> Problem to solve
Locate all lines in the data below that hold "this" and show them.

> Input records
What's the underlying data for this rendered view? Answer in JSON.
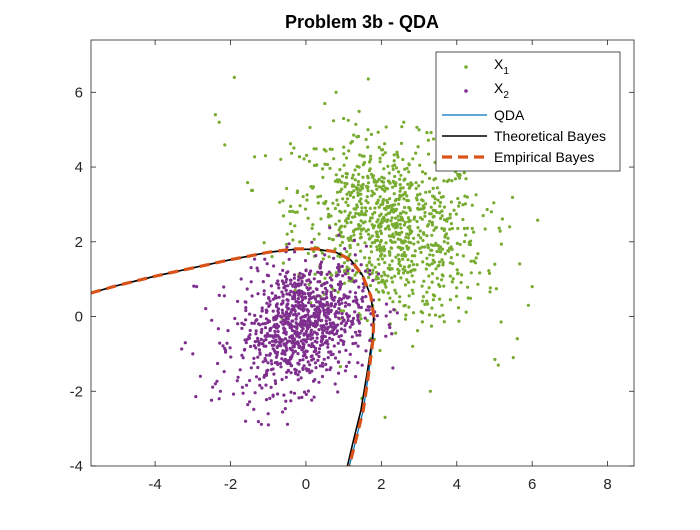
{
  "chart_data": {
    "type": "scatter",
    "title": "Problem 3b - QDA",
    "xlabel": "",
    "ylabel": "",
    "xlim": [
      -5.7,
      8.7
    ],
    "ylim": [
      -4,
      7.4
    ],
    "x_ticks": [
      -4,
      -2,
      0,
      2,
      4,
      6,
      8
    ],
    "y_ticks": [
      -4,
      -2,
      0,
      2,
      4,
      6
    ],
    "grid": false,
    "legend_position": "top-right",
    "legend": [
      {
        "label": "X",
        "sub": "1",
        "kind": "marker",
        "color": "#77ac30"
      },
      {
        "label": "X",
        "sub": "2",
        "kind": "marker",
        "color": "#7e2f8e"
      },
      {
        "label": "QDA",
        "kind": "line",
        "color": "#0072bd",
        "style": "solid"
      },
      {
        "label": "Theoretical Bayes",
        "kind": "line",
        "color": "#000000",
        "style": "solid"
      },
      {
        "label": "Empirical Bayes",
        "kind": "line",
        "color": "#d95319",
        "style": "dashed"
      }
    ],
    "series": [
      {
        "name": "X1",
        "kind": "scatter",
        "color": "#77ac30",
        "distribution": {
          "mean": [
            2.2,
            2.4
          ],
          "std": [
            1.25,
            1.2
          ],
          "rho": -0.2,
          "n": 1000
        },
        "points": [
          [
            -1.9,
            6.4
          ],
          [
            0.8,
            6.0
          ],
          [
            -2.4,
            5.4
          ],
          [
            -2.3,
            5.2
          ],
          [
            1.0,
            5.3
          ],
          [
            4.7,
            2.7
          ],
          [
            5.4,
            2.4
          ],
          [
            6.0,
            0.8
          ],
          [
            5.9,
            0.3
          ],
          [
            5.5,
            -1.1
          ],
          [
            5.1,
            -1.3
          ],
          [
            3.3,
            -2.0
          ],
          [
            2.1,
            -2.7
          ],
          [
            0.5,
            5.7
          ]
        ]
      },
      {
        "name": "X2",
        "kind": "scatter",
        "color": "#7e2f8e",
        "distribution": {
          "mean": [
            -0.1,
            -0.2
          ],
          "std": [
            0.85,
            0.85
          ],
          "rho": 0.25,
          "n": 1000
        },
        "points": [
          [
            -3.0,
            -1.0
          ],
          [
            -2.8,
            -1.6
          ],
          [
            -2.5,
            -0.1
          ],
          [
            -2.4,
            -1.8
          ],
          [
            -2.3,
            -2.2
          ],
          [
            -1.6,
            -2.8
          ],
          [
            -1.0,
            -2.6
          ],
          [
            -2.9,
            0.8
          ],
          [
            -3.2,
            -0.7
          ]
        ]
      },
      {
        "name": "QDA",
        "kind": "line",
        "color": "#0072bd",
        "points": [
          [
            -5.7,
            0.63
          ],
          [
            -5.0,
            0.83
          ],
          [
            -4.0,
            1.08
          ],
          [
            -3.0,
            1.3
          ],
          [
            -2.0,
            1.52
          ],
          [
            -1.0,
            1.72
          ],
          [
            -0.3,
            1.8
          ],
          [
            0.3,
            1.8
          ],
          [
            0.8,
            1.72
          ],
          [
            1.2,
            1.5
          ],
          [
            1.5,
            1.1
          ],
          [
            1.72,
            0.55
          ],
          [
            1.8,
            0.0
          ],
          [
            1.78,
            -0.6
          ],
          [
            1.68,
            -1.4
          ],
          [
            1.52,
            -2.5
          ],
          [
            1.3,
            -3.4
          ],
          [
            1.15,
            -4.0
          ]
        ]
      },
      {
        "name": "Theoretical Bayes",
        "kind": "line",
        "color": "#000000",
        "points": [
          [
            -5.7,
            0.63
          ],
          [
            -5.0,
            0.83
          ],
          [
            -4.0,
            1.08
          ],
          [
            -3.0,
            1.3
          ],
          [
            -2.0,
            1.52
          ],
          [
            -1.0,
            1.72
          ],
          [
            -0.3,
            1.8
          ],
          [
            0.3,
            1.8
          ],
          [
            0.8,
            1.72
          ],
          [
            1.2,
            1.5
          ],
          [
            1.5,
            1.1
          ],
          [
            1.72,
            0.55
          ],
          [
            1.8,
            0.0
          ],
          [
            1.76,
            -0.6
          ],
          [
            1.64,
            -1.4
          ],
          [
            1.46,
            -2.5
          ],
          [
            1.24,
            -3.4
          ],
          [
            1.1,
            -4.0
          ]
        ]
      },
      {
        "name": "Empirical Bayes",
        "kind": "line",
        "color": "#d95319",
        "points": [
          [
            -5.7,
            0.63
          ],
          [
            -5.0,
            0.83
          ],
          [
            -4.0,
            1.08
          ],
          [
            -3.0,
            1.3
          ],
          [
            -2.0,
            1.52
          ],
          [
            -1.0,
            1.72
          ],
          [
            -0.3,
            1.81
          ],
          [
            0.3,
            1.81
          ],
          [
            0.8,
            1.73
          ],
          [
            1.2,
            1.5
          ],
          [
            1.5,
            1.1
          ],
          [
            1.72,
            0.55
          ],
          [
            1.8,
            0.0
          ],
          [
            1.78,
            -0.6
          ],
          [
            1.68,
            -1.4
          ],
          [
            1.52,
            -2.5
          ],
          [
            1.3,
            -3.4
          ],
          [
            1.15,
            -4.0
          ]
        ]
      }
    ]
  }
}
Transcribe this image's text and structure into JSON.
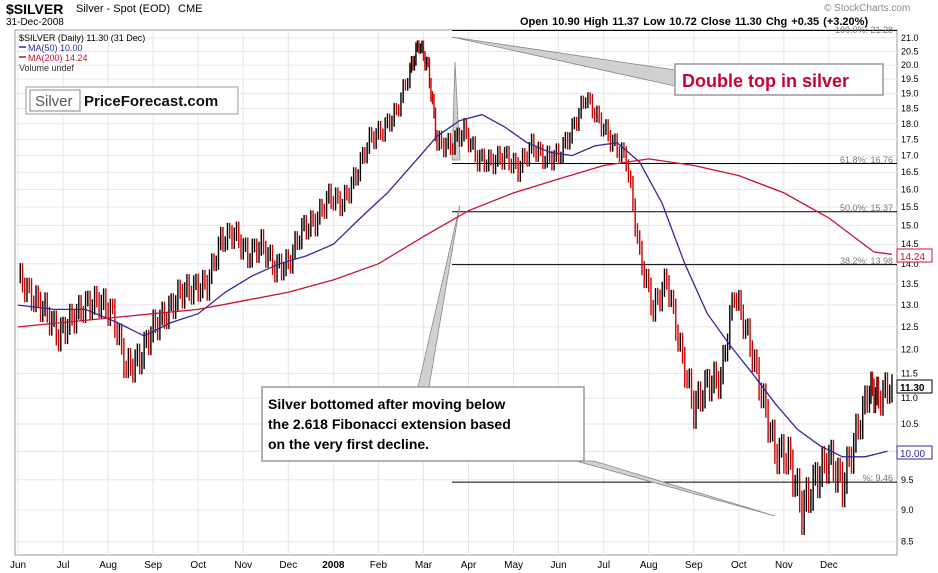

> Correct answer
What's the underlying data for this rendered view? Answer in JSON.
Transcribe this image's text and structure into JSON.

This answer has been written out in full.